• **Written exercise**
What follows is a block of records; restate each one word for word.

==== Material

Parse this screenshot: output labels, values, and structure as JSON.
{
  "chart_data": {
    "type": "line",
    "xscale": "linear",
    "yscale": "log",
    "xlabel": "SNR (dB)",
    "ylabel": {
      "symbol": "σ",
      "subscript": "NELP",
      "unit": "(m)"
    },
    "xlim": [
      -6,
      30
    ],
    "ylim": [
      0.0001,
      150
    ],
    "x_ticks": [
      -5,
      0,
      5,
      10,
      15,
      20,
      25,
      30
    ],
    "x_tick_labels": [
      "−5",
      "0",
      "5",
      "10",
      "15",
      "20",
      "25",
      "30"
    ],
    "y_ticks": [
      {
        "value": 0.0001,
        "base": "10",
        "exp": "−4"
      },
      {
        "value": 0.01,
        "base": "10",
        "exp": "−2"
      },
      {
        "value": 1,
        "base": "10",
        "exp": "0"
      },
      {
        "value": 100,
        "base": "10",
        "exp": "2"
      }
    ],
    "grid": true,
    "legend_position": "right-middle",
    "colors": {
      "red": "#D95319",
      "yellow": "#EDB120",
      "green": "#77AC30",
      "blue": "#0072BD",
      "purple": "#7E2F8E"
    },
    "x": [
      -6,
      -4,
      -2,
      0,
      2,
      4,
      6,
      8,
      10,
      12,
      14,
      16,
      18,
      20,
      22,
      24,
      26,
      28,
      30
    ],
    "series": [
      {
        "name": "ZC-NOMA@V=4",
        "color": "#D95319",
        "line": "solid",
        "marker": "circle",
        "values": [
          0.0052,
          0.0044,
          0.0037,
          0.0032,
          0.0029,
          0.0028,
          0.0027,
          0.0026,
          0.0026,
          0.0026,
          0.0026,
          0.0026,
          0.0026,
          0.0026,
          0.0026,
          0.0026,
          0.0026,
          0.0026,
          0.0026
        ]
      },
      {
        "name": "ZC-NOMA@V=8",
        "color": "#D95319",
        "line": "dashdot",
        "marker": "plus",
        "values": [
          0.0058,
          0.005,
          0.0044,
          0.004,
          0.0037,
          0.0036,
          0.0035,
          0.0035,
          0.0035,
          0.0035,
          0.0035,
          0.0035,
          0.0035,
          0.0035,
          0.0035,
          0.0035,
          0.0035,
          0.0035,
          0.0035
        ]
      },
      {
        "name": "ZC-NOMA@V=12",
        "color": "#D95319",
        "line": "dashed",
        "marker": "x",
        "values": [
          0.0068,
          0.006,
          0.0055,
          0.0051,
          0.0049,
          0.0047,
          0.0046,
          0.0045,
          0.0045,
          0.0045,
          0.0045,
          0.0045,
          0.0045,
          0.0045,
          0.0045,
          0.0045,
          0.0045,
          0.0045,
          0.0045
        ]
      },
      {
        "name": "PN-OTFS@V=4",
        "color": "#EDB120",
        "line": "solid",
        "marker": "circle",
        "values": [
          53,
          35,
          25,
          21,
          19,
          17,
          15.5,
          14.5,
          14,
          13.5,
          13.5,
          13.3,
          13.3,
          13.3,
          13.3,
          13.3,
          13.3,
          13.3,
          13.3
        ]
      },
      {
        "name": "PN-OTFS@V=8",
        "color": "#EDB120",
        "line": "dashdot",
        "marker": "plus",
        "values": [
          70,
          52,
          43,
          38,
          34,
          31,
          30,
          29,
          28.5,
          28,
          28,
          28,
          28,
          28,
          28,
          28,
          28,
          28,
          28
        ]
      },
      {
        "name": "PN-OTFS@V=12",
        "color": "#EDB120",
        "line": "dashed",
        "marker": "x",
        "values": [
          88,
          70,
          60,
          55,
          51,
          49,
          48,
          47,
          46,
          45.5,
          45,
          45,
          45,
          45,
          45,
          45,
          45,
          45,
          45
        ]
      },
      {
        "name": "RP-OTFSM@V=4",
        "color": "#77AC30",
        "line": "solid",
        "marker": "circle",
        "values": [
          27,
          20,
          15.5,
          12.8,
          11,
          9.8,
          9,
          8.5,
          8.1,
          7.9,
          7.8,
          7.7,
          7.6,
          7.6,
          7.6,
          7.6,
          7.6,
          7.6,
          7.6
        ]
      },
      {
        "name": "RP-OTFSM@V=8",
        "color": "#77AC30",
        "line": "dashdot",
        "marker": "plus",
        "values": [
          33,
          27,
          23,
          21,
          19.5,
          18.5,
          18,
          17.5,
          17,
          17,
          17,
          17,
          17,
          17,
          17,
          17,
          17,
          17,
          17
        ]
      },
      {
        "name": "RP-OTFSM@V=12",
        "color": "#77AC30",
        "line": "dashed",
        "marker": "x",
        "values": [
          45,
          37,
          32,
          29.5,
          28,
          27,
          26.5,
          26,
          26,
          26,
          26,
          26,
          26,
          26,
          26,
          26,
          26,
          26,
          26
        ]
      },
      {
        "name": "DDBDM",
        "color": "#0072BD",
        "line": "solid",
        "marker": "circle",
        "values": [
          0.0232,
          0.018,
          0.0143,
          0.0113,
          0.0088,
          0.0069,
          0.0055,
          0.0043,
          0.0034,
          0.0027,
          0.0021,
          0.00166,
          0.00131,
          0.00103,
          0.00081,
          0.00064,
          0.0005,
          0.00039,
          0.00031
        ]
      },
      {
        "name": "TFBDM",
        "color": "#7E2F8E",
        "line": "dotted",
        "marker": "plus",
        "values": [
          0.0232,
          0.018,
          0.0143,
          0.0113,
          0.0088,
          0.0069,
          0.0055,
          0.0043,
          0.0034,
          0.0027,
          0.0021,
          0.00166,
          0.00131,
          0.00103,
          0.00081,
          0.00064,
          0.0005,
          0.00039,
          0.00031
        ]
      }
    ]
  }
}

========

• **Written solution**
Parse this screenshot: output labels, values, and structure as JSON.
{
  "chart_data": {
    "type": "line",
    "xscale": "linear",
    "yscale": "log",
    "xlabel": "SNR (dB)",
    "ylabel": {
      "symbol": "σ",
      "subscript": "NELP",
      "unit": "(m)"
    },
    "xlim": [
      -6,
      30
    ],
    "ylim": [
      0.0001,
      150
    ],
    "x_ticks": [
      -5,
      0,
      5,
      10,
      15,
      20,
      25,
      30
    ],
    "x_tick_labels": [
      "−5",
      "0",
      "5",
      "10",
      "15",
      "20",
      "25",
      "30"
    ],
    "y_ticks": [
      {
        "value": 0.0001,
        "base": "10",
        "exp": "−4"
      },
      {
        "value": 0.01,
        "base": "10",
        "exp": "−2"
      },
      {
        "value": 1,
        "base": "10",
        "exp": "0"
      },
      {
        "value": 100,
        "base": "10",
        "exp": "2"
      }
    ],
    "grid": true,
    "legend_position": "right-middle",
    "colors": {
      "red": "#D95319",
      "yellow": "#EDB120",
      "green": "#77AC30",
      "blue": "#0072BD",
      "purple": "#7E2F8E"
    },
    "x": [
      -6,
      -4,
      -2,
      0,
      2,
      4,
      6,
      8,
      10,
      12,
      14,
      16,
      18,
      20,
      22,
      24,
      26,
      28,
      30
    ],
    "series": [
      {
        "name": "ZC-NOMA@V=4",
        "color": "#D95319",
        "line": "solid",
        "marker": "circle",
        "values": [
          0.0052,
          0.0044,
          0.0037,
          0.0032,
          0.0029,
          0.0028,
          0.0027,
          0.0026,
          0.0026,
          0.0026,
          0.0026,
          0.0026,
          0.0026,
          0.0026,
          0.0026,
          0.0026,
          0.0026,
          0.0026,
          0.0026
        ]
      },
      {
        "name": "ZC-NOMA@V=8",
        "color": "#D95319",
        "line": "dashdot",
        "marker": "plus",
        "values": [
          0.0058,
          0.005,
          0.0044,
          0.004,
          0.0037,
          0.0036,
          0.0035,
          0.0035,
          0.0035,
          0.0035,
          0.0035,
          0.0035,
          0.0035,
          0.0035,
          0.0035,
          0.0035,
          0.0035,
          0.0035,
          0.0035
        ]
      },
      {
        "name": "ZC-NOMA@V=12",
        "color": "#D95319",
        "line": "dashed",
        "marker": "x",
        "values": [
          0.0068,
          0.006,
          0.0055,
          0.0051,
          0.0049,
          0.0047,
          0.0046,
          0.0045,
          0.0045,
          0.0045,
          0.0045,
          0.0045,
          0.0045,
          0.0045,
          0.0045,
          0.0045,
          0.0045,
          0.0045,
          0.0045
        ]
      },
      {
        "name": "PN-OTFS@V=4",
        "color": "#EDB120",
        "line": "solid",
        "marker": "circle",
        "values": [
          53,
          35,
          25,
          21,
          19,
          17,
          15.5,
          14.5,
          14,
          13.5,
          13.5,
          13.3,
          13.3,
          13.3,
          13.3,
          13.3,
          13.3,
          13.3,
          13.3
        ]
      },
      {
        "name": "PN-OTFS@V=8",
        "color": "#EDB120",
        "line": "dashdot",
        "marker": "plus",
        "values": [
          70,
          52,
          43,
          38,
          34,
          31,
          30,
          29,
          28.5,
          28,
          28,
          28,
          28,
          28,
          28,
          28,
          28,
          28,
          28
        ]
      },
      {
        "name": "PN-OTFS@V=12",
        "color": "#EDB120",
        "line": "dashed",
        "marker": "x",
        "values": [
          88,
          70,
          60,
          55,
          51,
          49,
          48,
          47,
          46,
          45.5,
          45,
          45,
          45,
          45,
          45,
          45,
          45,
          45,
          45
        ]
      },
      {
        "name": "RP-OTFSM@V=4",
        "color": "#77AC30",
        "line": "solid",
        "marker": "circle",
        "values": [
          27,
          20,
          15.5,
          12.8,
          11,
          9.8,
          9,
          8.5,
          8.1,
          7.9,
          7.8,
          7.7,
          7.6,
          7.6,
          7.6,
          7.6,
          7.6,
          7.6,
          7.6
        ]
      },
      {
        "name": "RP-OTFSM@V=8",
        "color": "#77AC30",
        "line": "dashdot",
        "marker": "plus",
        "values": [
          33,
          27,
          23,
          21,
          19.5,
          18.5,
          18,
          17.5,
          17,
          17,
          17,
          17,
          17,
          17,
          17,
          17,
          17,
          17,
          17
        ]
      },
      {
        "name": "RP-OTFSM@V=12",
        "color": "#77AC30",
        "line": "dashed",
        "marker": "x",
        "values": [
          45,
          37,
          32,
          29.5,
          28,
          27,
          26.5,
          26,
          26,
          26,
          26,
          26,
          26,
          26,
          26,
          26,
          26,
          26,
          26
        ]
      },
      {
        "name": "DDBDM",
        "color": "#0072BD",
        "line": "solid",
        "marker": "circle",
        "values": [
          0.0232,
          0.018,
          0.0143,
          0.0113,
          0.0088,
          0.0069,
          0.0055,
          0.0043,
          0.0034,
          0.0027,
          0.0021,
          0.00166,
          0.00131,
          0.00103,
          0.00081,
          0.00064,
          0.0005,
          0.00039,
          0.00031
        ]
      },
      {
        "name": "TFBDM",
        "color": "#7E2F8E",
        "line": "dotted",
        "marker": "plus",
        "values": [
          0.0232,
          0.018,
          0.0143,
          0.0113,
          0.0088,
          0.0069,
          0.0055,
          0.0043,
          0.0034,
          0.0027,
          0.0021,
          0.00166,
          0.00131,
          0.00103,
          0.00081,
          0.00064,
          0.0005,
          0.00039,
          0.00031
        ]
      }
    ]
  }
}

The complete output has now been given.